◆ **What is required**: Extract every line from the records below that contains the word "rest".

[[ Data records open ]]

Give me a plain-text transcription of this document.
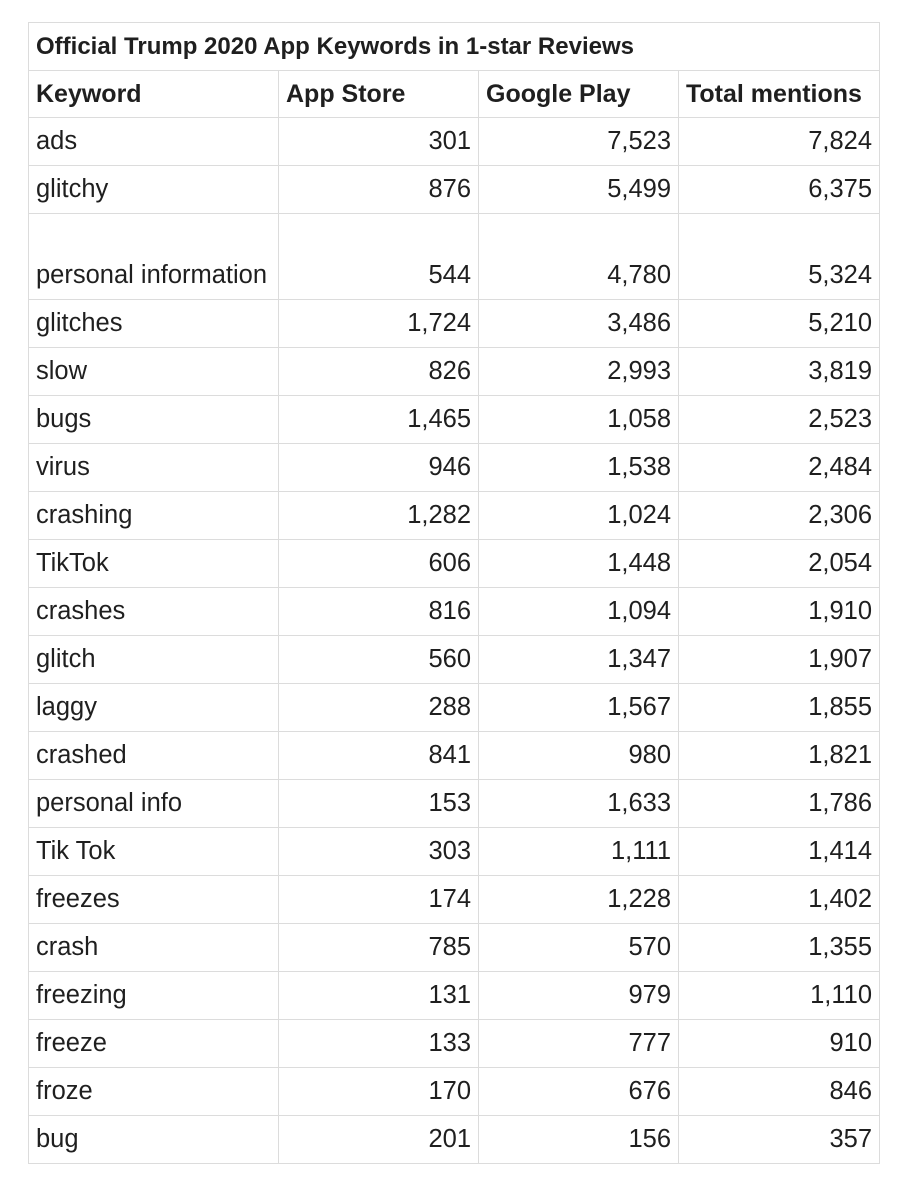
Official Trump 2020 App Keywords in 1-star Reviews
Keyword	App Store	Google Play	Total mentions
ads	301	7,523	7,824
glitchy	876	5,499	6,375
personal information	544	4,780	5,324
glitches	1,724	3,486	5,210
slow	826	2,993	3,819
bugs	1,465	1,058	2,523
virus	946	1,538	2,484
crashing	1,282	1,024	2,306
TikTok	606	1,448	2,054
crashes	816	1,094	1,910
glitch	560	1,347	1,907
laggy	288	1,567	1,855
crashed	841	980	1,821
personal info	153	1,633	1,786
Tik Tok	303	1,111	1,414
freezes	174	1,228	1,402
crash	785	570	1,355
freezing	131	979	1,110
freeze	133	777	910
froze	170	676	846
bug	201	156	357
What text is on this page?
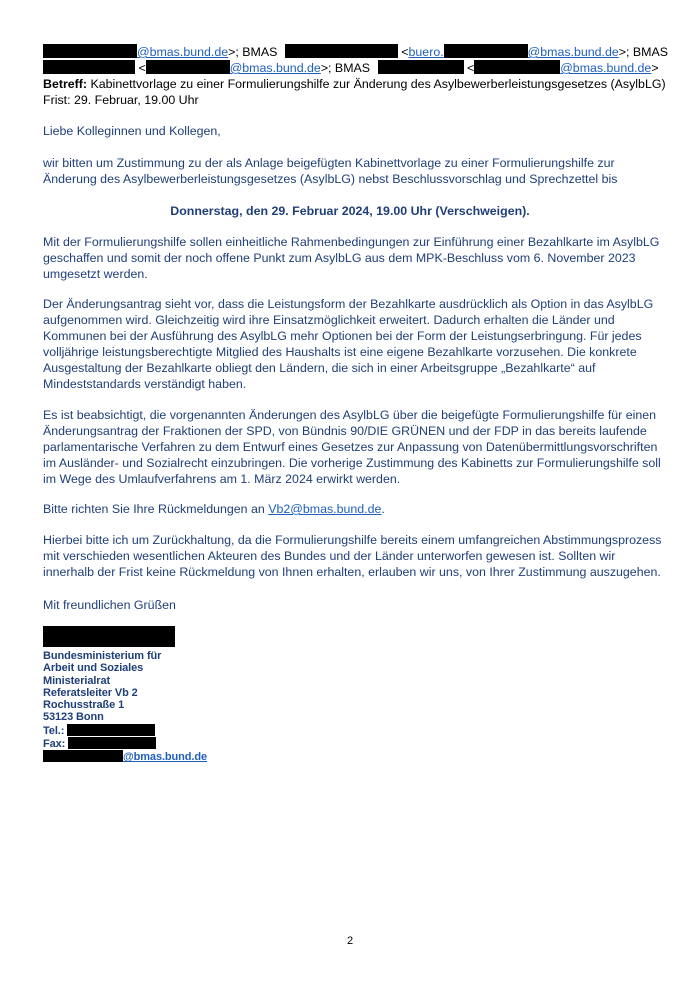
@bmas.bund.de>; BMAS	<buero.	@bmas.bund.de>; BMAS
<	@bmas.bund.de>; BMAS	<	@bmas.bund.de>
Betreff: Kabinettvorlage zu einer Formulierungshilfe zur Änderung des Asylbewerberleistungsgesetzes (AsylbLG)
Frist: 29. Februar, 19.00 Uhr
Liebe Kolleginnen und Kollegen,
wir bitten um Zustimmung zu der als Anlage beigefügten Kabinettvorlage zu einer Formulierungshilfe zur Änderung des Asylbewerberleistungsgesetzes (AsylbLG) nebst Beschlussvorschlag und Sprechzettel bis
Donnerstag, den 29. Februar 2024, 19.00 Uhr (Verschweigen).
Mit der Formulierungshilfe sollen einheitliche Rahmenbedingungen zur Einführung einer Bezahlkarte im AsylbLG geschaffen und somit der noch offene Punkt zum AsylbLG aus dem MPK-Beschluss vom 6. November 2023 umgesetzt werden.
Der Änderungsantrag sieht vor, dass die Leistungsform der Bezahlkarte ausdrücklich als Option in das AsylbLG aufgenommen wird. Gleichzeitig wird ihre Einsatzmöglichkeit erweitert. Dadurch erhalten die Länder und Kommunen bei der Ausführung des AsylbLG mehr Optionen bei der Form der Leistungserbringung. Für jedes volljährige leistungsberechtigte Mitglied des Haushalts ist eine eigene Bezahlkarte vorzusehen. Die konkrete Ausgestaltung der Bezahlkarte obliegt den Ländern, die sich in einer Arbeitsgruppe „Bezahlkarte“ auf Mindeststandards verständigt haben.
Es ist beabsichtigt, die vorgenannten Änderungen des AsylbLG über die beigefügte Formulierungshilfe für einen Änderungsantrag der Fraktionen der SPD, von Bündnis 90/DIE GRÜNEN und der FDP in das bereits laufende parlamentarische Verfahren zu dem Entwurf eines Gesetzes zur Anpassung von Datenübermittlungsvorschriften im Ausländer- und Sozialrecht einzubringen. Die vorherige Zustimmung des Kabinetts zur Formulierungshilfe soll im Wege des Umlaufverfahrens am 1. März 2024 erwirkt werden.
Bitte richten Sie Ihre Rückmeldungen an Vb2@bmas.bund.de.
Hierbei bitte ich um Zurückhaltung, da die Formulierungshilfe bereits einem umfangreichen Abstimmungsprozess mit verschieden wesentlichen Akteuren des Bundes und der Länder unterworfen gewesen ist. Sollten wir innerhalb der Frist keine Rückmeldung von Ihnen erhalten, erlauben wir uns, von Ihrer Zustimmung auszugehen.
Mit freundlichen Grüßen
Bundesministerium für
Arbeit und Soziales
Ministerialrat
Referatsleiter Vb 2
Rochusstraße 1
53123 Bonn
Tel.:
Fax:
@bmas.bund.de
2
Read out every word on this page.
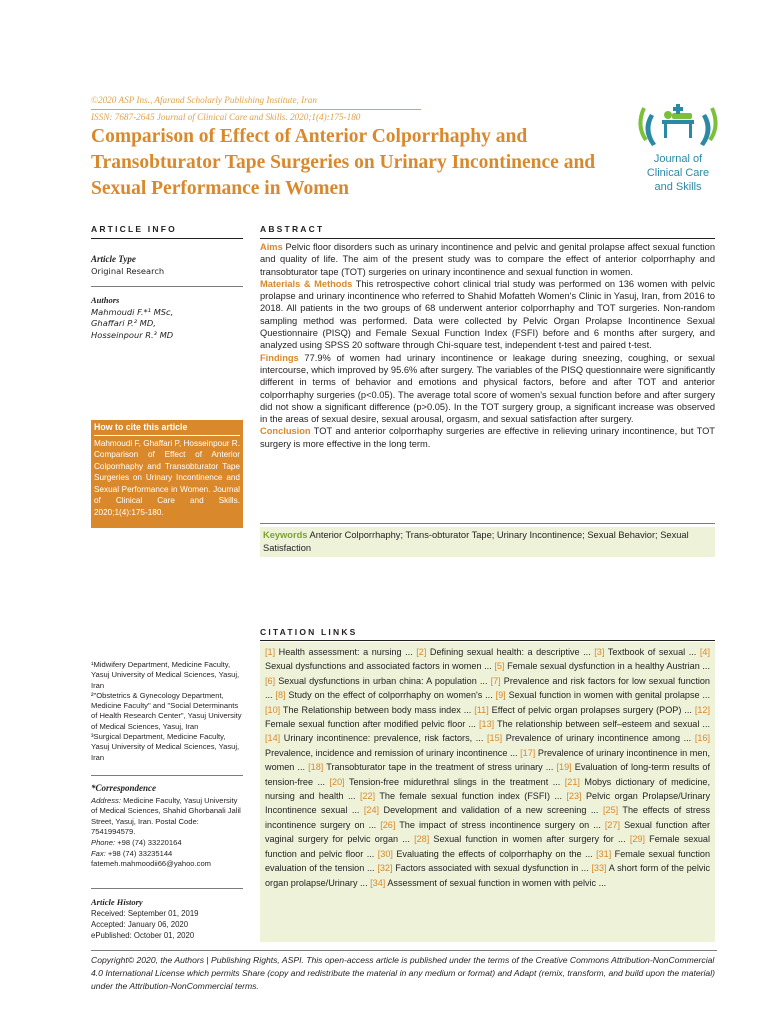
©2020 ASP Ins., Afarand Scholarly Publishing Institute, Iran
ISSN: 7687-2645 Journal of Clinical Care and Skills. 2020;1(4):175-180
Comparison of Effect of Anterior Colporrhaphy and Transobturator Tape Surgeries on Urinary Incontinence and Sexual Performance in Women
Journal of
Clinical Care
and Skills
ARTICLE INFO	ABSTRACT
Article Type
Original Research
Authors
Mahmoudi F.*¹ MSc,
Ghaffari P.² MD,
Hosseinpour R.³ MD
How to cite this article
Mahmoudi F, Ghaffari P, Hosseinpour R. Comparison of Effect of Anterior Colporrhaphy and Transobturator Tape Surgeries on Urinary Incontinence and Sexual Performance in Women. Journal of Clinical Care and Skills. 2020;1(4):175-180.

Aims Pelvic floor disorders such as urinary incontinence and pelvic and genital prolapse affect sexual function and quality of life. The aim of the present study was to compare the effect of anterior colporrhaphy and transobturator tape (TOT) surgeries on urinary incontinence and sexual function in women.

Materials & Methods This retrospective cohort clinical trial study was performed on 136 women with pelvic prolapse and urinary incontinence who referred to Shahid Mofatteh Women's Clinic in Yasuj, Iran, from 2016 to 2018. All patients in the two groups of 68 underwent anterior colporrhaphy and TOT surgeries. Non-random sampling method was performed. Data were collected by Pelvic Organ Prolapse Incontinence Sexual Questionnaire (PISQ) and Female Sexual Function Index (FSFI) before and 6 months after surgery, and analyzed using SPSS 20 software through Chi-square test, independent t-test and paired t-test.

Findings 77.9% of women had urinary incontinence or leakage during sneezing, coughing, or sexual intercourse, which improved by 95.6% after surgery. The variables of the PISQ questionnaire were significantly different in terms of behavior and emotions and physical factors, before and after TOT and anterior colporrhaphy surgeries (p<0.05). The average total score of women's sexual function before and after surgery did not show a significant difference (p>0.05). In the TOT surgery group, a significant increase was observed in the areas of sexual desire, sexual arousal, orgasm, and sexual satisfaction after surgery.

Conclusion TOT and anterior colporrhaphy surgeries are effective in relieving urinary incontinence, but TOT surgery is more effective in the long term.

Keywords Anterior Colporrhaphy; Trans-obturator Tape; Urinary Incontinence; Sexual Behavior; Sexual Satisfaction
CITATION LINKS
[1] Health assessment: a nursing ... [2] Defining sexual health: a descriptive ... [3] Textbook of sexual ... [4] Sexual dysfunctions and associated factors in women ... [5] Female sexual dysfunction in a healthy Austrian ... [6] Sexual dysfunctions in urban china: A population ... [7] Prevalence and risk factors for low sexual function ... [8] Study on the effect of colporrhaphy on women's ... [9] Sexual function in women with genital prolapse ... [10] The Relationship between body mass index ... [11] Effect of pelvic organ prolapses surgery (POP) ... [12] Female sexual function after modified pelvic floor ... [13] The relationship between self–esteem and sexual ... [14] Urinary incontinence: prevalence, risk factors, ... [15] Prevalence of urinary incontinence among ... [16] Prevalence, incidence and remission of urinary incontinence ... [17] Prevalence of urinary incontinence in men, women ... [18] Transobturator tape in the treatment of stress urinary ... [19] Evaluation of long-term results of tension-free ... [20] Tension-free midurethral slings in the treatment ... [21] Mobys dictionary of medicine, nursing and health ... [22] The female sexual function index (FSFI) ... [23] Pelvic organ Prolapse/Urinary Incontinence sexual ... [24] Development and validation of a new screening ... [25] The effects of stress incontinence surgery on ... [26] The impact of stress incontinence surgery on ... [27] Sexual function after vaginal surgery for pelvic organ ... [28] Sexual function in women after surgery for ... [29] Female sexual function and pelvic floor ... [30] Evaluating the effects of colporrhaphy on the ... [31] Female sexual function evaluation of the tension ... [32] Factors associated with sexual dysfunction in ... [33] A short form of the pelvic organ prolapse/Urinary ... [34] Assessment of sexual function in women with pelvic ...
¹Midwifery Department, Medicine Faculty, Yasuj University of Medical Sciences, Yasuj, Iran
²"Obstetrics & Gynecology Department, Medicine Faculty" and "Social Determinants of Health Research Center", Yasuj University of Medical Sciences, Yasuj, Iran
³Surgical Department, Medicine Faculty, Yasuj University of Medical Sciences, Yasuj, Iran
*Correspondence
Address: Medicine Faculty, Yasuj University of Medical Sciences, Shahid Ghorbanali Jalil Street, Yasuj, Iran. Postal Code: 7541994579.
Phone: +98 (74) 33220164
Fax: +98 (74) 33235144
fatemeh.mahmoodii66@yahoo.com
Article History
Received: September 01, 2019
Accepted: January 06, 2020
ePublished: October 01, 2020
Copyright© 2020, the Authors | Publishing Rights, ASPI. This open-access article is published under the terms of the Creative Commons Attribution-NonCommercial 4.0 International License which permits Share (copy and redistribute the material in any medium or format) and Adapt (remix, transform, and build upon the material) under the Attribution-NonCommercial terms.
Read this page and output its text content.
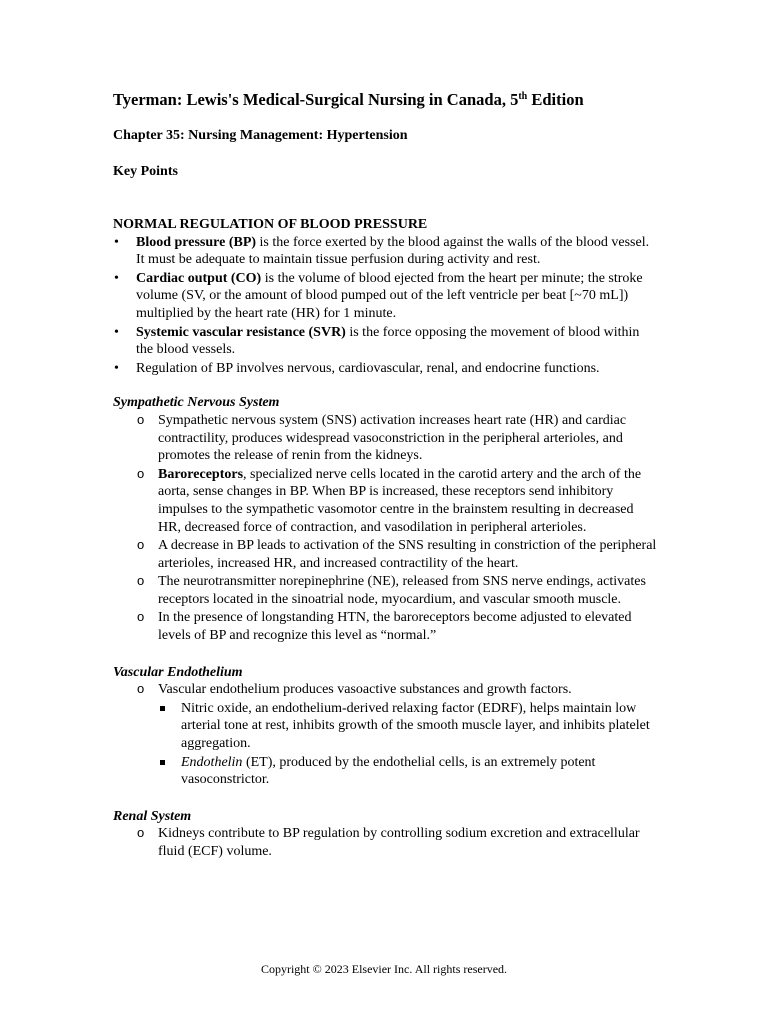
Tyerman: Lewis's Medical-Surgical Nursing in Canada, 5th Edition
Chapter 35: Nursing Management: Hypertension
Key Points

NORMAL REGULATION OF BLOOD PRESSURE

• Blood pressure (BP) is the force exerted by the blood against the walls of the blood vessel. It must be adequate to maintain tissue perfusion during activity and rest.
• Cardiac output (CO) is the volume of blood ejected from the heart per minute; the stroke volume (SV, or the amount of blood pumped out of the left ventricle per beat [~70 mL]) multiplied by the heart rate (HR) for 1 minute.
• Systemic vascular resistance (SVR) is the force opposing the movement of blood within the blood vessels.
• Regulation of BP involves nervous, cardiovascular, renal, and endocrine functions.

Sympathetic Nervous System

o Sympathetic nervous system (SNS) activation increases heart rate (HR) and cardiac contractility, produces widespread vasoconstriction in the peripheral arterioles, and promotes the release of renin from the kidneys.
o Baroreceptors, specialized nerve cells located in the carotid artery and the arch of the aorta, sense changes in BP. When BP is increased, these receptors send inhibitory impulses to the sympathetic vasomotor centre in the brainstem resulting in decreased HR, decreased force of contraction, and vasodilation in peripheral arterioles.
o A decrease in BP leads to activation of the SNS resulting in constriction of the peripheral arterioles, increased HR, and increased contractility of the heart.
o The neurotransmitter norepinephrine (NE), released from SNS nerve endings, activates receptors located in the sinoatrial node, myocardium, and vascular smooth muscle.
o In the presence of longstanding HTN, the baroreceptors become adjusted to elevated levels of BP and recognize this level as “normal.”

Vascular Endothelium

o Vascular endothelium produces vasoactive substances and growth factors.
Nitric oxide, an endothelium-derived relaxing factor (EDRF), helps maintain low arterial tone at rest, inhibits growth of the smooth muscle layer, and inhibits platelet aggregation.
Endothelin (ET), produced by the endothelial cells, is an extremely potent vasoconstrictor.

Renal System

o Kidneys contribute to BP regulation by controlling sodium excretion and extracellular fluid (ECF) volume.
Copyright © 2023 Elsevier Inc. All rights reserved.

[[ Data records closed ]]

◆ **Answer box**:
• Blood pressure (BP) is the force exerted by the blood against the walls of the blood vessel. It must be adequate to maintain tissue perfusion during activity and rest.
Nitric oxide, an endothelium-derived relaxing factor (EDRF), helps maintain low arterial tone at rest, inhibits growth of the smooth muscle layer, and inhibits platelet aggregation.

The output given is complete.